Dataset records

## start

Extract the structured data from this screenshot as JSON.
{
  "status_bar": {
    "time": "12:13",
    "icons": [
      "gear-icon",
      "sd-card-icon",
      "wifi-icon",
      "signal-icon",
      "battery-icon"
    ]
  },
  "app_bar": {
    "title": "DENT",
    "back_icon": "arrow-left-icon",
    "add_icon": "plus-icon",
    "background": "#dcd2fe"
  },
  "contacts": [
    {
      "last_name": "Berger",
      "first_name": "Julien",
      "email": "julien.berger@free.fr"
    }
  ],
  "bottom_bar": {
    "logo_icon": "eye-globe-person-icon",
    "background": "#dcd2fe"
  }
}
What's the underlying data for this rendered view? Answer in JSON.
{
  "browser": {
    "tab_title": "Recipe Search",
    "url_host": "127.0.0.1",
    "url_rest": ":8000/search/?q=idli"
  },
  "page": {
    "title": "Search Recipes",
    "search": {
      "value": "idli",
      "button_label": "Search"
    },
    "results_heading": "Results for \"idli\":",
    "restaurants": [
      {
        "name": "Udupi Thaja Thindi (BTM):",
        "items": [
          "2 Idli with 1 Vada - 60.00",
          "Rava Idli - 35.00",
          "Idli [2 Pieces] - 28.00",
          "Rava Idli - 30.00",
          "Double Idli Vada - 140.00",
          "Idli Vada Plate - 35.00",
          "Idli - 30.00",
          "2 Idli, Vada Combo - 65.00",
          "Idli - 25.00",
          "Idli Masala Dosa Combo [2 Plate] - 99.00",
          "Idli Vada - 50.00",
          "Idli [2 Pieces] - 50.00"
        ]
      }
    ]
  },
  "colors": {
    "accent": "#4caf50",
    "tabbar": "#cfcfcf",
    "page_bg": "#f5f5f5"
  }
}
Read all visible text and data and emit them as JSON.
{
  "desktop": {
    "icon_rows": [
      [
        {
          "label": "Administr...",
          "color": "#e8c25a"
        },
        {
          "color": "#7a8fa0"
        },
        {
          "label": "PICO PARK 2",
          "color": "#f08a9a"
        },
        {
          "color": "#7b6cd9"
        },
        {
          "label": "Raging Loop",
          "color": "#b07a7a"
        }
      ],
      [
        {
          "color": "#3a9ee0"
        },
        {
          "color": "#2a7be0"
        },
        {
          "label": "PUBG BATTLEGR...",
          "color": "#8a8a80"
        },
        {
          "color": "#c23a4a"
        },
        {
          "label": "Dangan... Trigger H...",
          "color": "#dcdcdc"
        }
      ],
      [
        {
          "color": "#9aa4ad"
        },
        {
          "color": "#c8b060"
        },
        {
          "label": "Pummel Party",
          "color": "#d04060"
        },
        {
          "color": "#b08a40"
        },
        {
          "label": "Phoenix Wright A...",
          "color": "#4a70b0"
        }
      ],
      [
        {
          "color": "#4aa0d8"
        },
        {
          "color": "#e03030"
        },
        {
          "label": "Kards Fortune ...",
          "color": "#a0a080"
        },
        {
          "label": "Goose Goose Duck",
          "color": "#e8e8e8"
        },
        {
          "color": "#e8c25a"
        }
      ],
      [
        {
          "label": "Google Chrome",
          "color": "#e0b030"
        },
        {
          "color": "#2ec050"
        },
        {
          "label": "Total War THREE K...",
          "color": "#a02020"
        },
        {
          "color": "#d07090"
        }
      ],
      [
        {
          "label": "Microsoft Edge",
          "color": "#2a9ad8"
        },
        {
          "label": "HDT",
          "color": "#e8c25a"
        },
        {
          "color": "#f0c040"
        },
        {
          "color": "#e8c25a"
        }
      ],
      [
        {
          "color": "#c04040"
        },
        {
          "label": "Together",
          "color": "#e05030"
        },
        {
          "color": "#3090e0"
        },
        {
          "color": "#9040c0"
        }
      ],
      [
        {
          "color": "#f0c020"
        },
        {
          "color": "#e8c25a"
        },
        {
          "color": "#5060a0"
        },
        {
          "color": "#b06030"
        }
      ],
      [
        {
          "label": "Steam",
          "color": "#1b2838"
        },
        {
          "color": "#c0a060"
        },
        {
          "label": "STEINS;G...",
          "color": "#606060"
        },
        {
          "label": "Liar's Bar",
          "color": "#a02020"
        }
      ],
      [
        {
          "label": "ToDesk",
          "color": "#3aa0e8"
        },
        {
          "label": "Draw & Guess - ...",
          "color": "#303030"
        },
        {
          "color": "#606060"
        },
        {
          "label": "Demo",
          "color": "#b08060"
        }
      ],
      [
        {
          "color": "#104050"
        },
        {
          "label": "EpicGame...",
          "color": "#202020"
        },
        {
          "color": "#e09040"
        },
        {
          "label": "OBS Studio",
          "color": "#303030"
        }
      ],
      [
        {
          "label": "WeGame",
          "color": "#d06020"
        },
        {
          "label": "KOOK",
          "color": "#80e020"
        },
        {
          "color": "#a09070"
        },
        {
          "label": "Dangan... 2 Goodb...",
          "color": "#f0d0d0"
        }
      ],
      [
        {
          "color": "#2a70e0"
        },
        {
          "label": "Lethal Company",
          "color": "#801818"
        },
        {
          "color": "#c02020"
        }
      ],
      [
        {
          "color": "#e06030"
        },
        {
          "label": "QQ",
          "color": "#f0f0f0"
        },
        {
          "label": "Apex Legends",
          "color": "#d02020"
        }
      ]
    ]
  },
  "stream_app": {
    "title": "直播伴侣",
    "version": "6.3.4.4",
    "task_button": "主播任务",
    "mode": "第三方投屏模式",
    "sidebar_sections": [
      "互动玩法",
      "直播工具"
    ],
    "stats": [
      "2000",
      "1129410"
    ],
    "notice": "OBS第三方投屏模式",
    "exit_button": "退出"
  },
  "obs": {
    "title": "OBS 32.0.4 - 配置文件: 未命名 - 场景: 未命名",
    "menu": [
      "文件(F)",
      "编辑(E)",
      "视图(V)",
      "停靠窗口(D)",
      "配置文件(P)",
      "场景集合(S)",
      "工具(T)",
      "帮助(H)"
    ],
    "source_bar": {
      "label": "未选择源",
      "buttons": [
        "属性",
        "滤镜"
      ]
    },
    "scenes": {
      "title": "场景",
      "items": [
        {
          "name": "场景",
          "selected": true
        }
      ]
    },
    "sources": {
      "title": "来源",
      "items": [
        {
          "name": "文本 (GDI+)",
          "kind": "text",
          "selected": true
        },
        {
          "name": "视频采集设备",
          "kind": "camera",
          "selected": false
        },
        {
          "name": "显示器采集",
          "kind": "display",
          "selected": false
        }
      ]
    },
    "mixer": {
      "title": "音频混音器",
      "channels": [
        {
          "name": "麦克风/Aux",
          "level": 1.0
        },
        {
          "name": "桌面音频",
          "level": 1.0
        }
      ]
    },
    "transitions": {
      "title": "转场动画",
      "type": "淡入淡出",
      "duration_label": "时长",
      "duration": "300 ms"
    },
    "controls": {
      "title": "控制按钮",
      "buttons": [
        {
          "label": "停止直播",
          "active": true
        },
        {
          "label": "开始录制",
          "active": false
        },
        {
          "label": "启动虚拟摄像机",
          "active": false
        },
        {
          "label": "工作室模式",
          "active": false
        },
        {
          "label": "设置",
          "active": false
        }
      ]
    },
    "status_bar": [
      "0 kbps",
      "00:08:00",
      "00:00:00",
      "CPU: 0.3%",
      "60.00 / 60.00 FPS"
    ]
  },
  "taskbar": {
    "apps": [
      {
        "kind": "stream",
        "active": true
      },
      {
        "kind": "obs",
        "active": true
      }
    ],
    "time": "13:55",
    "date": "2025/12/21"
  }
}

## end

Prompt: Give back the whole listing exactly as it reads.

Answer for this exercise:
Extract the structured data from this screenshot as JSON.
{
  "status_bar": {
    "time": "12:13",
    "icons": [
      "gear-icon",
      "sd-card-icon",
      "wifi-icon",
      "signal-icon",
      "battery-icon"
    ]
  },
  "app_bar": {
    "title": "DENT",
    "back_icon": "arrow-left-icon",
    "add_icon": "plus-icon",
    "background": "#dcd2fe"
  },
  "contacts": [
    {
      "last_name": "Berger",
      "first_name": "Julien",
      "email": "julien.berger@free.fr"
    }
  ],
  "bottom_bar": {
    "logo_icon": "eye-globe-person-icon",
    "background": "#dcd2fe"
  }
}
What's the underlying data for this rendered view? Answer in JSON.
{
  "browser": {
    "tab_title": "Recipe Search",
    "url_host": "127.0.0.1",
    "url_rest": ":8000/search/?q=idli"
  },
  "page": {
    "title": "Search Recipes",
    "search": {
      "value": "idli",
      "button_label": "Search"
    },
    "results_heading": "Results for \"idli\":",
    "restaurants": [
      {
        "name": "Udupi Thaja Thindi (BTM):",
        "items": [
          "2 Idli with 1 Vada - 60.00",
          "Rava Idli - 35.00",
          "Idli [2 Pieces] - 28.00",
          "Rava Idli - 30.00",
          "Double Idli Vada - 140.00",
          "Idli Vada Plate - 35.00",
          "Idli - 30.00",
          "2 Idli, Vada Combo - 65.00",
          "Idli - 25.00",
          "Idli Masala Dosa Combo [2 Plate] - 99.00",
          "Idli Vada - 50.00",
          "Idli [2 Pieces] - 50.00"
        ]
      }
    ]
  },
  "colors": {
    "accent": "#4caf50",
    "tabbar": "#cfcfcf",
    "page_bg": "#f5f5f5"
  }
}
Read all visible text and data and emit them as JSON.
{
  "desktop": {
    "icon_rows": [
      [
        {
          "label": "Administr...",
          "color": "#e8c25a"
        },
        {
          "color": "#7a8fa0"
        },
        {
          "label": "PICO PARK 2",
          "color": "#f08a9a"
        },
        {
          "color": "#7b6cd9"
        },
        {
          "label": "Raging Loop",
          "color": "#b07a7a"
        }
      ],
      [
        {
          "color": "#3a9ee0"
        },
        {
          "color": "#2a7be0"
        },
        {
          "label": "PUBG BATTLEGR...",
          "color": "#8a8a80"
        },
        {
          "color": "#c23a4a"
        },
        {
          "label": "Dangan... Trigger H...",
          "color": "#dcdcdc"
        }
      ],
      [
        {
          "color": "#9aa4ad"
        },
        {
          "color": "#c8b060"
        },
        {
          "label": "Pummel Party",
          "color": "#d04060"
        },
        {
          "color": "#b08a40"
        },
        {
          "label": "Phoenix Wright A...",
          "color": "#4a70b0"
        }
      ],
      [
        {
          "color": "#4aa0d8"
        },
        {
          "color": "#e03030"
        },
        {
          "label": "Kards Fortune ...",
          "color": "#a0a080"
        },
        {
          "label": "Goose Goose Duck",
          "color": "#e8e8e8"
        },
        {
          "color": "#e8c25a"
        }
      ],
      [
        {
          "label": "Google Chrome",
          "color": "#e0b030"
        },
        {
          "color": "#2ec050"
        },
        {
          "label": "Total War THREE K...",
          "color": "#a02020"
        },
        {
          "color": "#d07090"
        }
      ],
      [
        {
          "label": "Microsoft Edge",
          "color": "#2a9ad8"
        },
        {
          "label": "HDT",
          "color": "#e8c25a"
        },
        {
          "color": "#f0c040"
        },
        {
          "color": "#e8c25a"
        }
      ],
      [
        {
          "color": "#c04040"
        },
        {
          "label": "Together",
          "color": "#e05030"
        },
        {
          "color": "#3090e0"
        },
        {
          "color": "#9040c0"
        }
      ],
      [
        {
          "color": "#f0c020"
        },
        {
          "color": "#e8c25a"
        },
        {
          "color": "#5060a0"
        },
        {
          "color": "#b06030"
        }
      ],
      [
        {
          "label": "Steam",
          "color": "#1b2838"
        },
        {
          "color": "#c0a060"
        },
        {
          "label": "STEINS;G...",
          "color": "#606060"
        },
        {
          "label": "Liar's Bar",
          "color": "#a02020"
        }
      ],
      [
        {
          "label": "ToDesk",
          "color": "#3aa0e8"
        },
        {
          "label": "Draw & Guess - ...",
          "color": "#303030"
        },
        {
          "color": "#606060"
        },
        {
          "label": "Demo",
          "color": "#b08060"
        }
      ],
      [
        {
          "color": "#104050"
        },
        {
          "label": "EpicGame...",
          "color": "#202020"
        },
        {
          "color": "#e09040"
        },
        {
          "label": "OBS Studio",
          "color": "#303030"
        }
      ],
      [
        {
          "label": "WeGame",
          "color": "#d06020"
        },
        {
          "label": "KOOK",
          "color": "#80e020"
        },
        {
          "color": "#a09070"
        },
        {
          "label": "Dangan... 2 Goodb...",
          "color": "#f0d0d0"
        }
      ],
      [
        {
          "color": "#2a70e0"
        },
        {
          "label": "Lethal Company",
          "color": "#801818"
        },
        {
          "color": "#c02020"
        }
      ],
      [
        {
          "color": "#e06030"
        },
        {
          "label": "QQ",
          "color": "#f0f0f0"
        },
        {
          "label": "Apex Legends",
          "color": "#d02020"
        }
      ]
    ]
  },
  "stream_app": {
    "title": "直播伴侣",
    "version": "6.3.4.4",
    "task_button": "主播任务",
    "mode": "第三方投屏模式",
    "sidebar_sections": [
      "互动玩法",
      "直播工具"
    ],
    "stats": [
      "2000",
      "1129410"
    ],
    "notice": "OBS第三方投屏模式",
    "exit_button": "退出"
  },
  "obs": {
    "title": "OBS 32.0.4 - 配置文件: 未命名 - 场景: 未命名",
    "menu": [
      "文件(F)",
      "编辑(E)",
      "视图(V)",
      "停靠窗口(D)",
      "配置文件(P)",
      "场景集合(S)",
      "工具(T)",
      "帮助(H)"
    ],
    "source_bar": {
      "label": "未选择源",
      "buttons": [
        "属性",
        "滤镜"
      ]
    },
    "scenes": {
      "title": "场景",
      "items": [
        {
          "name": "场景",
          "selected": true
        }
      ]
    },
    "sources": {
      "title": "来源",
      "items": [
        {
          "name": "文本 (GDI+)",
          "kind": "text",
          "selected": true
        },
        {
          "name": "视频采集设备",
          "kind": "camera",
          "selected": false
        },
        {
          "name": "显示器采集",
          "kind": "display",
          "selected": false
        }
      ]
    },
    "mixer": {
      "title": "音频混音器",
      "channels": [
        {
          "name": "麦克风/Aux",
          "level": 1.0
        },
        {
          "name": "桌面音频",
          "level": 1.0
        }
      ]
    },
    "transitions": {
      "title": "转场动画",
      "type": "淡入淡出",
      "duration_label": "时长",
      "duration": "300 ms"
    },
    "controls": {
      "title": "控制按钮",
      "buttons": [
        {
          "label": "停止直播",
          "active": true
        },
        {
          "label": "开始录制",
          "active": false
        },
        {
          "label": "启动虚拟摄像机",
          "active": false
        },
        {
          "label": "工作室模式",
          "active": false
        },
        {
          "label": "设置",
          "active": false
        }
      ]
    },
    "status_bar": [
      "0 kbps",
      "00:08:00",
      "00:00:00",
      "CPU: 0.3%",
      "60.00 / 60.00 FPS"
    ]
  },
  "taskbar": {
    "apps": [
      {
        "kind": "stream",
        "active": true
      },
      {
        "kind": "obs",
        "active": true
      }
    ],
    "time": "13:55",
    "date": "2025/12/21"
  }
}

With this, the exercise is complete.